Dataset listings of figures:
***

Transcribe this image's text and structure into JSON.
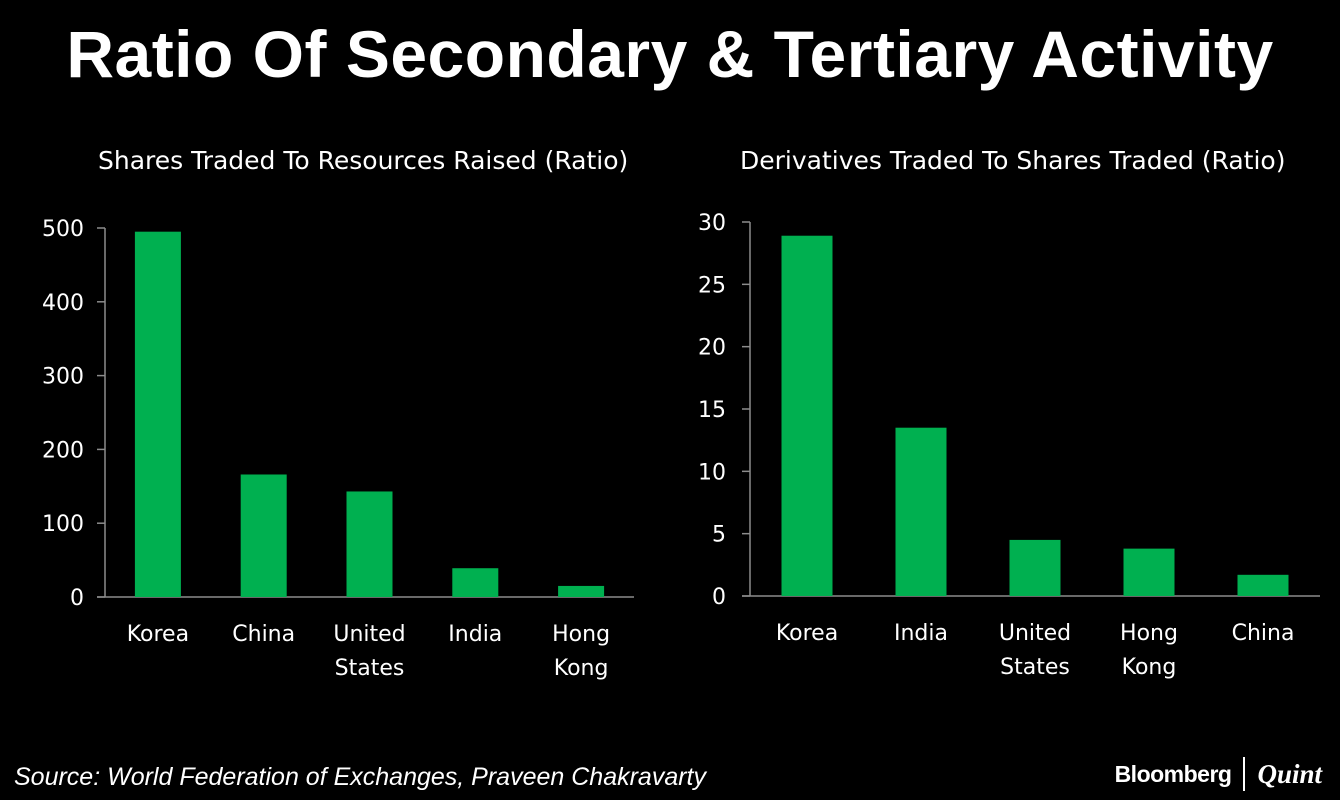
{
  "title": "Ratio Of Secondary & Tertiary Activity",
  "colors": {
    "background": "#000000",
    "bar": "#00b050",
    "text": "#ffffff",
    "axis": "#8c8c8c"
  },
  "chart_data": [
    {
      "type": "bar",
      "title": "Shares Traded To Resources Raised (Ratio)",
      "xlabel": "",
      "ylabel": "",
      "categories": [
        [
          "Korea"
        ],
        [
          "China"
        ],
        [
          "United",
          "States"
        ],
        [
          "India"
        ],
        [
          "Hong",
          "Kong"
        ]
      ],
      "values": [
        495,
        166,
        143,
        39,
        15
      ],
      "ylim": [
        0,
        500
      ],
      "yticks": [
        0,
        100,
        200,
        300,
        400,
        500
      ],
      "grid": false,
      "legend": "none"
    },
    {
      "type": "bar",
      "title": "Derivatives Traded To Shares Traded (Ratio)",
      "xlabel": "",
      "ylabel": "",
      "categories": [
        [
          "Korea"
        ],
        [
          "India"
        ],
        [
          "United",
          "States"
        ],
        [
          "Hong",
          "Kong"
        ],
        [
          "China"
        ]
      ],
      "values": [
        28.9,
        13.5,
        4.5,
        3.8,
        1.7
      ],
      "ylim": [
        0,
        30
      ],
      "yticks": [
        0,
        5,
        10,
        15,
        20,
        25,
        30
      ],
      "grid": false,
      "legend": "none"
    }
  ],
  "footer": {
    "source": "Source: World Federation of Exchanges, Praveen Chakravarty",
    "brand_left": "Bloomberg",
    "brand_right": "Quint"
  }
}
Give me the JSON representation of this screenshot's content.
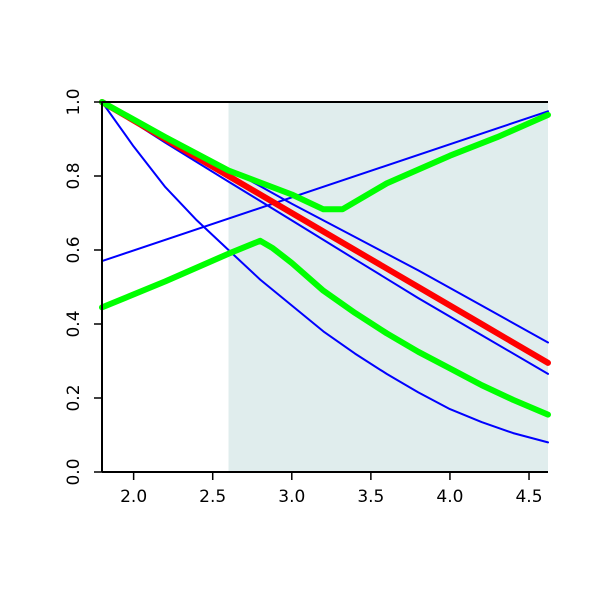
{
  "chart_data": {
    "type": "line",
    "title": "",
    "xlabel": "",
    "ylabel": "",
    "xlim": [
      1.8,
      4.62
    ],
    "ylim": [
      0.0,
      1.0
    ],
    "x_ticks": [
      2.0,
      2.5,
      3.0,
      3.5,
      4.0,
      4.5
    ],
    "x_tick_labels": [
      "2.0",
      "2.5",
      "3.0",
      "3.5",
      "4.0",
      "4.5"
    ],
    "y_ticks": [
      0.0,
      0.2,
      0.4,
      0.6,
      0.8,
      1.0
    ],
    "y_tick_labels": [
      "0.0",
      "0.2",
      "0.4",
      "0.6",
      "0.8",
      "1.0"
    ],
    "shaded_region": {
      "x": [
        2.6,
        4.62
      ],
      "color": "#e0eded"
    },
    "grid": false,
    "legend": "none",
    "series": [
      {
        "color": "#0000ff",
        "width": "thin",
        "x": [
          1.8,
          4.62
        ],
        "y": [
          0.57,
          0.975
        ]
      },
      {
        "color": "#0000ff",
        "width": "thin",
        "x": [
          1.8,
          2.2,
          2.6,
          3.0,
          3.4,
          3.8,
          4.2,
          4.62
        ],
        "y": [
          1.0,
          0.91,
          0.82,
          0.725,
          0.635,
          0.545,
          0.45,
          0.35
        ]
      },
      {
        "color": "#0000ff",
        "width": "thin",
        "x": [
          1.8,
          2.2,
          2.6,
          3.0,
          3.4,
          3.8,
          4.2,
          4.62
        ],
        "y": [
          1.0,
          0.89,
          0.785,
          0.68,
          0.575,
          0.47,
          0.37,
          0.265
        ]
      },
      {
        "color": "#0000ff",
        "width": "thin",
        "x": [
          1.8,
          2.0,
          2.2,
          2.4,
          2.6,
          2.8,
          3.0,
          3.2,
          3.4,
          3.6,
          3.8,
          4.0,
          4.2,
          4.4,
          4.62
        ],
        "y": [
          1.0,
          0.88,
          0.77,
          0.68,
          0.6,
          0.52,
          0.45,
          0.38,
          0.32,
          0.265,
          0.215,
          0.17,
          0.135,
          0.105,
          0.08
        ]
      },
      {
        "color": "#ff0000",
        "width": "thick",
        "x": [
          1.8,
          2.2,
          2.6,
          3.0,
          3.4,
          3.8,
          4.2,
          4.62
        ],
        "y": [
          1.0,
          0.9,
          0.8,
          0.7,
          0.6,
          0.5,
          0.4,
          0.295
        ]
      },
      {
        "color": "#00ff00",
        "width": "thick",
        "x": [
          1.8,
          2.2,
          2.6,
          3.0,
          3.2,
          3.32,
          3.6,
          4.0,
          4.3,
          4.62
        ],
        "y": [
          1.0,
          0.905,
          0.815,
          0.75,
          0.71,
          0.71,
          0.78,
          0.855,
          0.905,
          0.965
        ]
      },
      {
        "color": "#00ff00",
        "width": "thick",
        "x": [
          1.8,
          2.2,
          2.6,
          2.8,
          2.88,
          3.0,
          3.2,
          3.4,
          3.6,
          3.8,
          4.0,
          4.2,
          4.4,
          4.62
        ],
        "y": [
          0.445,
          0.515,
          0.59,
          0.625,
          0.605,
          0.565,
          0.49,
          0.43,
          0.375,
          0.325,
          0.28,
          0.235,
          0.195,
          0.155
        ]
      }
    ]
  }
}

***

Each line above is to be copied verbatim. Drop any image from the copy.

Transcribe this image's text and structure into JSON.
{
  "title": "Ratio Of Secondary & Tertiary Activity",
  "colors": {
    "background": "#000000",
    "bar": "#00b050",
    "text": "#ffffff",
    "axis": "#8c8c8c"
  },
  "chart_data": [
    {
      "type": "bar",
      "title": "Shares Traded To Resources Raised (Ratio)",
      "xlabel": "",
      "ylabel": "",
      "categories": [
        [
          "Korea"
        ],
        [
          "China"
        ],
        [
          "United",
          "States"
        ],
        [
          "India"
        ],
        [
          "Hong",
          "Kong"
        ]
      ],
      "values": [
        495,
        166,
        143,
        39,
        15
      ],
      "ylim": [
        0,
        500
      ],
      "yticks": [
        0,
        100,
        200,
        300,
        400,
        500
      ],
      "grid": false,
      "legend": "none"
    },
    {
      "type": "bar",
      "title": "Derivatives Traded To Shares Traded (Ratio)",
      "xlabel": "",
      "ylabel": "",
      "categories": [
        [
          "Korea"
        ],
        [
          "India"
        ],
        [
          "United",
          "States"
        ],
        [
          "Hong",
          "Kong"
        ],
        [
          "China"
        ]
      ],
      "values": [
        28.9,
        13.5,
        4.5,
        3.8,
        1.7
      ],
      "ylim": [
        0,
        30
      ],
      "yticks": [
        0,
        5,
        10,
        15,
        20,
        25,
        30
      ],
      "grid": false,
      "legend": "none"
    }
  ],
  "footer": {
    "source": "Source: World Federation of Exchanges, Praveen Chakravarty",
    "brand_left": "Bloomberg",
    "brand_right": "Quint"
  }
}
Give me the JSON representation of this screenshot's content.
{
  "chart_data": {
    "type": "line",
    "title": "",
    "xlabel": "",
    "ylabel": "",
    "xlim": [
      1.8,
      4.62
    ],
    "ylim": [
      0.0,
      1.0
    ],
    "x_ticks": [
      2.0,
      2.5,
      3.0,
      3.5,
      4.0,
      4.5
    ],
    "x_tick_labels": [
      "2.0",
      "2.5",
      "3.0",
      "3.5",
      "4.0",
      "4.5"
    ],
    "y_ticks": [
      0.0,
      0.2,
      0.4,
      0.6,
      0.8,
      1.0
    ],
    "y_tick_labels": [
      "0.0",
      "0.2",
      "0.4",
      "0.6",
      "0.8",
      "1.0"
    ],
    "shaded_region": {
      "x": [
        2.6,
        4.62
      ],
      "color": "#e0eded"
    },
    "grid": false,
    "legend": "none",
    "series": [
      {
        "color": "#0000ff",
        "width": "thin",
        "x": [
          1.8,
          4.62
        ],
        "y": [
          0.57,
          0.975
        ]
      },
      {
        "color": "#0000ff",
        "width": "thin",
        "x": [
          1.8,
          2.2,
          2.6,
          3.0,
          3.4,
          3.8,
          4.2,
          4.62
        ],
        "y": [
          1.0,
          0.91,
          0.82,
          0.725,
          0.635,
          0.545,
          0.45,
          0.35
        ]
      },
      {
        "color": "#0000ff",
        "width": "thin",
        "x": [
          1.8,
          2.2,
          2.6,
          3.0,
          3.4,
          3.8,
          4.2,
          4.62
        ],
        "y": [
          1.0,
          0.89,
          0.785,
          0.68,
          0.575,
          0.47,
          0.37,
          0.265
        ]
      },
      {
        "color": "#0000ff",
        "width": "thin",
        "x": [
          1.8,
          2.0,
          2.2,
          2.4,
          2.6,
          2.8,
          3.0,
          3.2,
          3.4,
          3.6,
          3.8,
          4.0,
          4.2,
          4.4,
          4.62
        ],
        "y": [
          1.0,
          0.88,
          0.77,
          0.68,
          0.6,
          0.52,
          0.45,
          0.38,
          0.32,
          0.265,
          0.215,
          0.17,
          0.135,
          0.105,
          0.08
        ]
      },
      {
        "color": "#ff0000",
        "width": "thick",
        "x": [
          1.8,
          2.2,
          2.6,
          3.0,
          3.4,
          3.8,
          4.2,
          4.62
        ],
        "y": [
          1.0,
          0.9,
          0.8,
          0.7,
          0.6,
          0.5,
          0.4,
          0.295
        ]
      },
      {
        "color": "#00ff00",
        "width": "thick",
        "x": [
          1.8,
          2.2,
          2.6,
          3.0,
          3.2,
          3.32,
          3.6,
          4.0,
          4.3,
          4.62
        ],
        "y": [
          1.0,
          0.905,
          0.815,
          0.75,
          0.71,
          0.71,
          0.78,
          0.855,
          0.905,
          0.965
        ]
      },
      {
        "color": "#00ff00",
        "width": "thick",
        "x": [
          1.8,
          2.2,
          2.6,
          2.8,
          2.88,
          3.0,
          3.2,
          3.4,
          3.6,
          3.8,
          4.0,
          4.2,
          4.4,
          4.62
        ],
        "y": [
          0.445,
          0.515,
          0.59,
          0.625,
          0.605,
          0.565,
          0.49,
          0.43,
          0.375,
          0.325,
          0.28,
          0.235,
          0.195,
          0.155
        ]
      }
    ]
  }
}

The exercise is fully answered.